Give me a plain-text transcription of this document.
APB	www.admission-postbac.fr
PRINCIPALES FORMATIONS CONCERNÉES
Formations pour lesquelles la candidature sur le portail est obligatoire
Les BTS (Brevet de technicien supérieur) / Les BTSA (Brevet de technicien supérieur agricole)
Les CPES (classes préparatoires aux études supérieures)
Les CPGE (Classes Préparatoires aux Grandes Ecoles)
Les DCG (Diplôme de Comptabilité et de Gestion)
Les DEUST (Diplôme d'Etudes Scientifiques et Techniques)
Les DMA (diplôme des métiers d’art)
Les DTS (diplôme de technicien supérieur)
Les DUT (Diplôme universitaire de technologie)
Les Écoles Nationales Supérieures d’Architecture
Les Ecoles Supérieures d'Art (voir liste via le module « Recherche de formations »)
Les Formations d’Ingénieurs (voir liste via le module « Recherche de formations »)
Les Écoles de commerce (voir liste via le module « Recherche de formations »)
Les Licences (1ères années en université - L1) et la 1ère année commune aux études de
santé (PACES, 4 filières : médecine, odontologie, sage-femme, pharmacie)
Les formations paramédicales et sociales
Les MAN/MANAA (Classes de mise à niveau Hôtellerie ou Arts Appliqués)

▬▬▬▬▬▬

What you should do =>
Repeat every entry exactly, please.

Solution to this problem =>
Give me a plain-text transcription of this document.
APB	www.admission-postbac.fr
PRINCIPALES FORMATIONS CONCERNÉES
Formations pour lesquelles la candidature sur le portail est obligatoire
Les BTS (Brevet de technicien supérieur) / Les BTSA (Brevet de technicien supérieur agricole)
Les CPES (classes préparatoires aux études supérieures)
Les CPGE (Classes Préparatoires aux Grandes Ecoles)
Les DCG (Diplôme de Comptabilité et de Gestion)
Les DEUST (Diplôme d'Etudes Scientifiques et Techniques)
Les DMA (diplôme des métiers d’art)
Les DTS (diplôme de technicien supérieur)
Les DUT (Diplôme universitaire de technologie)
Les Écoles Nationales Supérieures d’Architecture
Les Ecoles Supérieures d'Art (voir liste via le module « Recherche de formations »)
Les Formations d’Ingénieurs (voir liste via le module « Recherche de formations »)
Les Écoles de commerce (voir liste via le module « Recherche de formations »)
Les Licences (1ères années en université - L1) et la 1ère année commune aux études de
santé (PACES, 4 filières : médecine, odontologie, sage-femme, pharmacie)
Les formations paramédicales et sociales
Les MAN/MANAA (Classes de mise à niveau Hôtellerie ou Arts Appliqués)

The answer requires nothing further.